[Data excerpts]
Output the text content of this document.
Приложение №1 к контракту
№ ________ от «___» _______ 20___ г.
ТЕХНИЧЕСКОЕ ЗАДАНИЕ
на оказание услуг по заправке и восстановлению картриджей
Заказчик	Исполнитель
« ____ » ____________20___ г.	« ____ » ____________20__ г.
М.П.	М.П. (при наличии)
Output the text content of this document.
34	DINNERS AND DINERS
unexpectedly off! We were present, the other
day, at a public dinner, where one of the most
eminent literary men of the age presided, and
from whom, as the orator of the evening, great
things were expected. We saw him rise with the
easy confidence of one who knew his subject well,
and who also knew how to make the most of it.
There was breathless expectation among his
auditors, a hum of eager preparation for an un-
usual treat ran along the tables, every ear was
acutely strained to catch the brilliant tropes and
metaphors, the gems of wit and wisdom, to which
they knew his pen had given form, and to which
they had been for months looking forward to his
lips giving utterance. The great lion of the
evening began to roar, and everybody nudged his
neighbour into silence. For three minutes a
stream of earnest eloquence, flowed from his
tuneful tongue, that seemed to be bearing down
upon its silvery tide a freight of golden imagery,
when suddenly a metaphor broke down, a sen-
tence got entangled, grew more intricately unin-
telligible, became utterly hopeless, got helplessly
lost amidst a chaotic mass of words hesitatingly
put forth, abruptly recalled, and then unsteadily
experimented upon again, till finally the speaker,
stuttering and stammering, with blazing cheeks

◆ TASK OBJECTIVE:
Retype the listing exactly, in full.

◆ WORKED ANSWER:
Output the text content of this document.
Приложение №1 к контракту
№ ________ от «___» _______ 20___ г.
ТЕХНИЧЕСКОЕ ЗАДАНИЕ
на оказание услуг по заправке и восстановлению картриджей
Заказчик	Исполнитель
« ____ » ____________20___ г.	« ____ » ____________20__ г.
М.П.	М.П. (при наличии)
Output the text content of this document.
34	DINNERS AND DINERS
unexpectedly off! We were present, the other
day, at a public dinner, where one of the most
eminent literary men of the age presided, and
from whom, as the orator of the evening, great
things were expected. We saw him rise with the
easy confidence of one who knew his subject well,
and who also knew how to make the most of it.
There was breathless expectation among his
auditors, a hum of eager preparation for an un-
usual treat ran along the tables, every ear was
acutely strained to catch the brilliant tropes and
metaphors, the gems of wit and wisdom, to which
they knew his pen had given form, and to which
they had been for months looking forward to his
lips giving utterance. The great lion of the
evening began to roar, and everybody nudged his
neighbour into silence. For three minutes a
stream of earnest eloquence, flowed from his
tuneful tongue, that seemed to be bearing down
upon its silvery tide a freight of golden imagery,
when suddenly a metaphor broke down, a sen-
tence got entangled, grew more intricately unin-
telligible, became utterly hopeless, got helplessly
lost amidst a chaotic mass of words hesitatingly
put forth, abruptly recalled, and then unsteadily
experimented upon again, till finally the speaker,
stuttering and stammering, with blazing cheeks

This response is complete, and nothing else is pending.